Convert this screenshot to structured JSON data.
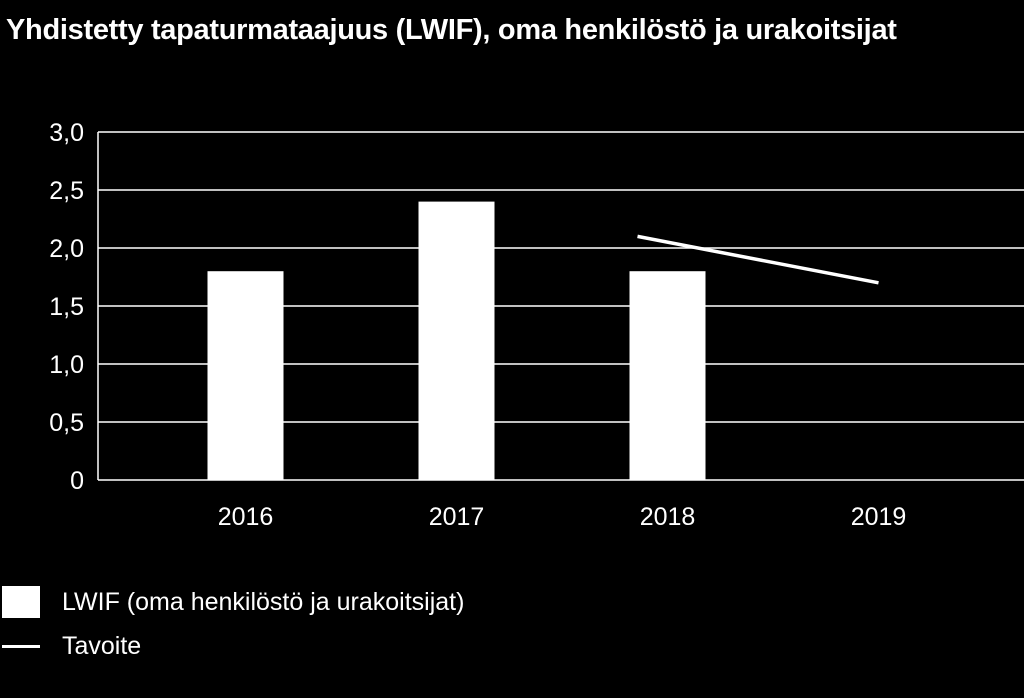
{
  "chart_data": {
    "type": "bar",
    "title": "Yhdistetty tapaturmataajuus (LWIF), oma henkilöstö ja urakoitsijat",
    "categories": [
      "2016",
      "2017",
      "2018",
      "2019"
    ],
    "series": [
      {
        "name": "LWIF (oma henkilöstö ja urakoitsijat)",
        "kind": "bar",
        "values": [
          1.8,
          2.4,
          1.8,
          null
        ]
      },
      {
        "name": "Tavoite",
        "kind": "line",
        "values": [
          null,
          null,
          2.1,
          1.7
        ]
      }
    ],
    "y_ticks": [
      "0",
      "0,5",
      "1,0",
      "1,5",
      "2,0",
      "2,5",
      "3,0"
    ],
    "ylim": [
      0,
      3
    ],
    "grid": true,
    "legend_position": "bottom-left",
    "colors": {
      "background": "#000000",
      "bar": "#ffffff",
      "line": "#ffffff",
      "grid": "#ffffff"
    }
  }
}
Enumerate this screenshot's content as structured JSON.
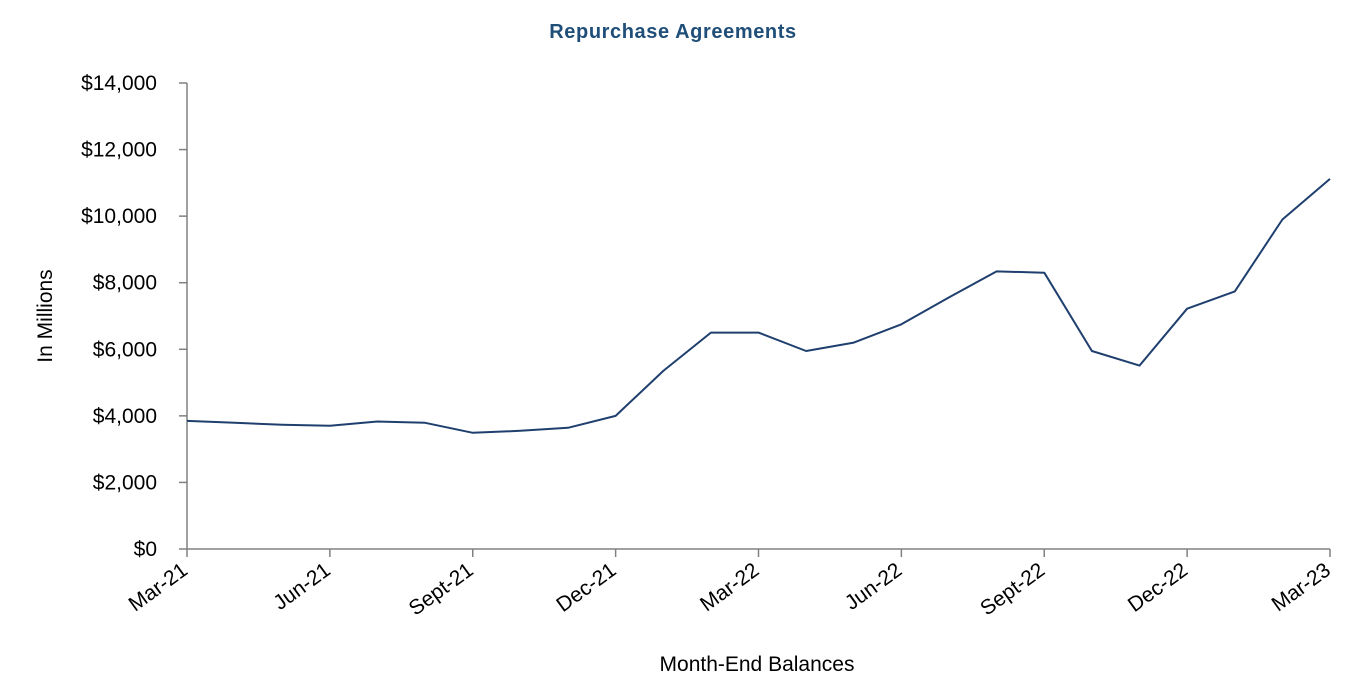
{
  "chart_data": {
    "type": "line",
    "title": "Repurchase Agreements",
    "xlabel": "Month-End Balances",
    "ylabel": "In Millions",
    "ylim": [
      0,
      14000
    ],
    "yticks": [
      0,
      2000,
      4000,
      6000,
      8000,
      10000,
      12000,
      14000
    ],
    "ytick_labels": [
      "$0",
      "$2,000",
      "$4,000",
      "$6,000",
      "$8,000",
      "$10,000",
      "$12,000",
      "$14,000"
    ],
    "xticks": [
      "Mar-21",
      "Jun-21",
      "Sept-21",
      "Dec-21",
      "Mar-22",
      "Jun-22",
      "Sept-22",
      "Dec-22",
      "Mar-23"
    ],
    "grid": false,
    "line_color": "#1f3f6e",
    "series": [
      {
        "x": [
          "Mar-21",
          "Apr-21",
          "May-21",
          "Jun-21",
          "Jul-21",
          "Aug-21",
          "Sept-21",
          "Oct-21",
          "Nov-21",
          "Dec-21",
          "Jan-22",
          "Feb-22",
          "Mar-22",
          "Apr-22",
          "May-22",
          "Jun-22",
          "Jul-22",
          "Aug-22",
          "Sept-22",
          "Oct-22",
          "Nov-22",
          "Dec-22",
          "Jan-23",
          "Feb-23",
          "Mar-23"
        ],
        "values": [
          3850,
          3790,
          3730,
          3700,
          3830,
          3790,
          3490,
          3550,
          3640,
          4000,
          5350,
          6500,
          6500,
          5950,
          6200,
          6750,
          7560,
          8340,
          8300,
          5950,
          5510,
          7220,
          7740,
          9900,
          11120
        ]
      }
    ]
  }
}
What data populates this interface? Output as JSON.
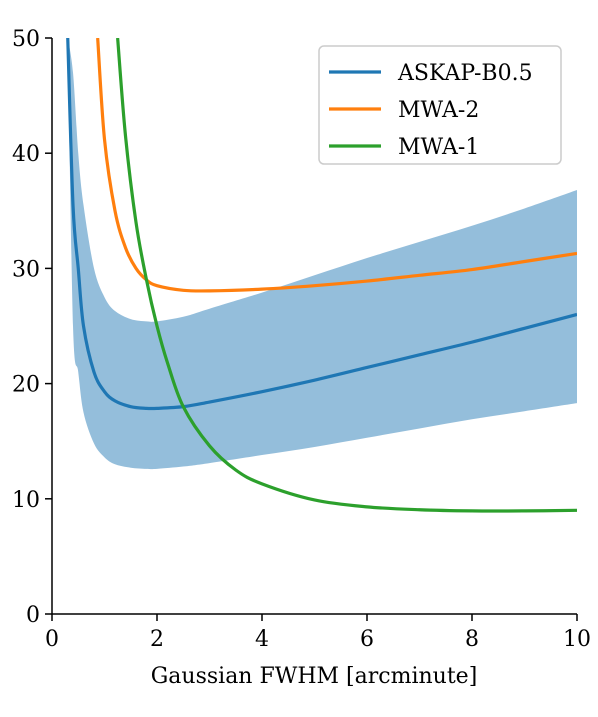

● **What you are asked to do**: Give every line above again exactly, with no pictures.

● **Answer for this exercise**:
Convert this screenshot to structured JSON data.
{
  "chart_data": {
    "type": "bar",
    "title": "Yhdistetty tapaturmataajuus (LWIF), oma henkilöstö ja urakoitsijat",
    "categories": [
      "2016",
      "2017",
      "2018",
      "2019"
    ],
    "series": [
      {
        "name": "LWIF (oma henkilöstö ja urakoitsijat)",
        "kind": "bar",
        "values": [
          1.8,
          2.4,
          1.8,
          null
        ]
      },
      {
        "name": "Tavoite",
        "kind": "line",
        "values": [
          null,
          null,
          2.1,
          1.7
        ]
      }
    ],
    "y_ticks": [
      "0",
      "0,5",
      "1,0",
      "1,5",
      "2,0",
      "2,5",
      "3,0"
    ],
    "ylim": [
      0,
      3
    ],
    "grid": true,
    "legend_position": "bottom-left",
    "colors": {
      "background": "#000000",
      "bar": "#ffffff",
      "line": "#ffffff",
      "grid": "#ffffff"
    }
  }
}
Enumerate this screenshot's content as structured JSON.
{
  "chart_data": {
    "type": "line",
    "title": "Repurchase Agreements",
    "xlabel": "Month-End Balances",
    "ylabel": "In Millions",
    "ylim": [
      0,
      14000
    ],
    "yticks": [
      0,
      2000,
      4000,
      6000,
      8000,
      10000,
      12000,
      14000
    ],
    "ytick_labels": [
      "$0",
      "$2,000",
      "$4,000",
      "$6,000",
      "$8,000",
      "$10,000",
      "$12,000",
      "$14,000"
    ],
    "xticks": [
      "Mar-21",
      "Jun-21",
      "Sept-21",
      "Dec-21",
      "Mar-22",
      "Jun-22",
      "Sept-22",
      "Dec-22",
      "Mar-23"
    ],
    "grid": false,
    "line_color": "#1f3f6e",
    "series": [
      {
        "x": [
          "Mar-21",
          "Apr-21",
          "May-21",
          "Jun-21",
          "Jul-21",
          "Aug-21",
          "Sept-21",
          "Oct-21",
          "Nov-21",
          "Dec-21",
          "Jan-22",
          "Feb-22",
          "Mar-22",
          "Apr-22",
          "May-22",
          "Jun-22",
          "Jul-22",
          "Aug-22",
          "Sept-22",
          "Oct-22",
          "Nov-22",
          "Dec-22",
          "Jan-23",
          "Feb-23",
          "Mar-23"
        ],
        "values": [
          3850,
          3790,
          3730,
          3700,
          3830,
          3790,
          3490,
          3550,
          3640,
          4000,
          5350,
          6500,
          6500,
          5950,
          6200,
          6750,
          7560,
          8340,
          8300,
          5950,
          5510,
          7220,
          7740,
          9900,
          11120
        ]
      }
    ]
  }
}
What data populates this interface? Output as JSON.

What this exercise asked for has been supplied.